*** Passage given

5.The public announcement of the sentences awarded to the 17 Uighurs came a day after the police of Urumqi, the capital of Xinjiang, forcibly entered a flat to arrest 15 Uighurs, who were also projected as members of the IMET. Five of them were killed by the police when they allegedly resisted arrest.

6. While the observance of the birthday of the Dalai Lama on July 6,2008, passed off without any incident in Tibet and other Tibetan-inhabited areas of China, there were reports of unrest and protest meetings by Tibetan nomads in the Lithang area of the Sichuan province when the Chinese banned the holding of the traditional annual horse-racing festival by the nomads. The observance of the festival in the beginning of August last year led to acts of violence when the local police arrested some nomads for shouting slogans praising the Dalai Lama. The Chinese apparently did not want to face the risk of a similar incident this year just a few weeks before the Olympics. They played it safe by banning the festival. The People's Liberation Army was able to bring the protests under control without difficulty, but 600 troops have been sent to the area to reinforce the local security forces.

******
*** Items

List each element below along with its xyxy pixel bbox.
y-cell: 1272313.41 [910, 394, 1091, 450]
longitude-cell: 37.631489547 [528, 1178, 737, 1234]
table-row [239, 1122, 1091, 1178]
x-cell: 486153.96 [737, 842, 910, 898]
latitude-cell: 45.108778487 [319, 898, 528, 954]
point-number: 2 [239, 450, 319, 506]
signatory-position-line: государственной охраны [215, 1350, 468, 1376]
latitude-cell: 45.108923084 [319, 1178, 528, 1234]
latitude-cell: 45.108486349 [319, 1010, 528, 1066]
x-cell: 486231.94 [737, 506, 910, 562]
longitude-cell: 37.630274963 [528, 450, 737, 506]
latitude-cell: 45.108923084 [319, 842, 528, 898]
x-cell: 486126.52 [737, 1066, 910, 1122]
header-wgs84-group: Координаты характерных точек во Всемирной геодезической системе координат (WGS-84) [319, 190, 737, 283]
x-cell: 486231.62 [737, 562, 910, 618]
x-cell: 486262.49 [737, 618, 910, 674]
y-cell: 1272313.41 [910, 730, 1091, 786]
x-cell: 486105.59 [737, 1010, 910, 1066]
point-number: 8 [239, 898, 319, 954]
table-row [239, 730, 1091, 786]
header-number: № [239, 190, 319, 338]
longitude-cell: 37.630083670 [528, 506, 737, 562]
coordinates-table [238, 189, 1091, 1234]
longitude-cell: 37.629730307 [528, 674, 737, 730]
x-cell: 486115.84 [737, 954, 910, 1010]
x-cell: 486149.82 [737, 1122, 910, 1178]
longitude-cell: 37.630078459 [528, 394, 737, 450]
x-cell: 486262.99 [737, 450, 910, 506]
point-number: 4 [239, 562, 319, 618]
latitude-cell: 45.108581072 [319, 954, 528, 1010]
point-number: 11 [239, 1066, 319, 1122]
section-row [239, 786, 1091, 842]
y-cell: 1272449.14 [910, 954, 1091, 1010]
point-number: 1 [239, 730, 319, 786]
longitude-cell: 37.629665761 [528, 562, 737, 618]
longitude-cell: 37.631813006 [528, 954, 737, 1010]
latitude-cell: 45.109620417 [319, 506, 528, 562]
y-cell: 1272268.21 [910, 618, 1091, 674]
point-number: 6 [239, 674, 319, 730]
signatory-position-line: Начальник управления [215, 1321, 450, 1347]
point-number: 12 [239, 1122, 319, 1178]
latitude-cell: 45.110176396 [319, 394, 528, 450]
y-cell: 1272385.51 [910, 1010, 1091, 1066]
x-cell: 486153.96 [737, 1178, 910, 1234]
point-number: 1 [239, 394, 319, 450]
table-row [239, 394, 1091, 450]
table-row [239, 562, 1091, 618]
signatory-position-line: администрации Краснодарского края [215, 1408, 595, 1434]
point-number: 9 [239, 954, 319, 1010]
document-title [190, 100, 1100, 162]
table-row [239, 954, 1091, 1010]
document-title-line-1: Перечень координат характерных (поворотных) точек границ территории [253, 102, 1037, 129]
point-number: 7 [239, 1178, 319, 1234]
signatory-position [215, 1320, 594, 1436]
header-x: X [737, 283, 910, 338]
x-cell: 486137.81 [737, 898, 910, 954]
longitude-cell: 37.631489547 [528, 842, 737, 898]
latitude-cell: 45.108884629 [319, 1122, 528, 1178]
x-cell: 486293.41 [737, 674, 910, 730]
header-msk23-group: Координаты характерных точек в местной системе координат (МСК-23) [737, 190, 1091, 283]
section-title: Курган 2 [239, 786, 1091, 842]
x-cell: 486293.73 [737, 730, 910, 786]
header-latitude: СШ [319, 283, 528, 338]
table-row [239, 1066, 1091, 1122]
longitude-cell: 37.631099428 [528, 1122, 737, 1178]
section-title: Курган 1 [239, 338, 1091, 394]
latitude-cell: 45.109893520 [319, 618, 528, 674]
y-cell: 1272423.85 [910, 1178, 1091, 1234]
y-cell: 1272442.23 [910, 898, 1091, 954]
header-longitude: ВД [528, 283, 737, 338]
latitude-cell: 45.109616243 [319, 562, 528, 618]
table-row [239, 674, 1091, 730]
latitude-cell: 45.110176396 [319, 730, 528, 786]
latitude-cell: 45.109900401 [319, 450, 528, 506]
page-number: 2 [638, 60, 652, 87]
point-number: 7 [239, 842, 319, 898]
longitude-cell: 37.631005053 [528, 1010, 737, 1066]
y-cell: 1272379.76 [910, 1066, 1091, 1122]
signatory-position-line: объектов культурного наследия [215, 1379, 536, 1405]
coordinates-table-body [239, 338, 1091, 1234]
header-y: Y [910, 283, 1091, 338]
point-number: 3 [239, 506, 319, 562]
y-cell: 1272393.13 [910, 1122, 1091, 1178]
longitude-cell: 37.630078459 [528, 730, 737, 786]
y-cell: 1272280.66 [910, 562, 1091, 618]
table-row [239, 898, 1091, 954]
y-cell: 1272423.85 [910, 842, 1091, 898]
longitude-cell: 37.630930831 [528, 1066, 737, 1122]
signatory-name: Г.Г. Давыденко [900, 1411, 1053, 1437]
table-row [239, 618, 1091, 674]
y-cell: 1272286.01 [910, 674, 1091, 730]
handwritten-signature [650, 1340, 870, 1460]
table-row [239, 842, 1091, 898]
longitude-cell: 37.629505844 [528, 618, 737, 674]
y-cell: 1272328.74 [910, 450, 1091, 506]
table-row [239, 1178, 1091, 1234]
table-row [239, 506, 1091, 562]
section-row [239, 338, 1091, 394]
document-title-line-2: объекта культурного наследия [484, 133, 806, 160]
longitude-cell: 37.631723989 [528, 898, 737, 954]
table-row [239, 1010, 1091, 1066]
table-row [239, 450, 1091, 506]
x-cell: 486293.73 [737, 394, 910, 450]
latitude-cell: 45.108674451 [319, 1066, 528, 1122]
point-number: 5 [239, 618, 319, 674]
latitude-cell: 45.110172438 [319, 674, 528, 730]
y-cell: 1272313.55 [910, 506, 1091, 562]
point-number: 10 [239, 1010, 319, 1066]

******

● Your instructions:
Continue the passage on the 2008 Uighur arrests and Tibetan unrest in China, picking up after its final sentence.

● Answer to the exercise:
7.Meanwhile, 116 Tibetans arrested during the anti-Beijing uprising in March last are now being tried by courts in Lhasa on charges of arson, robbery and attacks on public servants. Forty-two of them have already been sentenced to various terms of imprisonment. The trial of the remaining is continuing. The Chinese authorities have not ruled out the possibility that some of the remaining may be sentenced to death and executed.

8. There have been no reports of fresh arrests in Tibet. Though the Chinese officials of Tibet have kept up their patriotic re-education classes, they have been a little more careful to avoid excesses against the Tibetans because of the widespread support for the Dalai Lama and the Tibetan cause in the international community. At a time when the movement for a boycott of the opening ceremony of the Olympics has stopped with many world leaders, including President George Bush, re-affirming their decision to attend the inaugural function, the Chinese have been avoiding any ham-handed action against the Tibetans.

9. They are not observing a similar caution in respect of the Uighurs, who do not have an iconic leader like the Dalai Lama. Moreover, by projecting every Uighur dissident arrested as a member of the pro-Al Qaeda IMET, which is treated as a terrorist organisation by the US, the Chinese have been able to ensure that their actions in Xinjiang do not become the focus of international scrutiny in the days preceding the Olympics.

10. The Chinese are really nervous about the dangers of an act of jihadi terrorism during the Olympics. The international community, which too is nervous, has been giving the benefit of doubt to the Chinese and is not criticising the action taken by the Chinese against the Muslim Uighurs in the same manner as it criticised their action against the Buddhist Tibetans.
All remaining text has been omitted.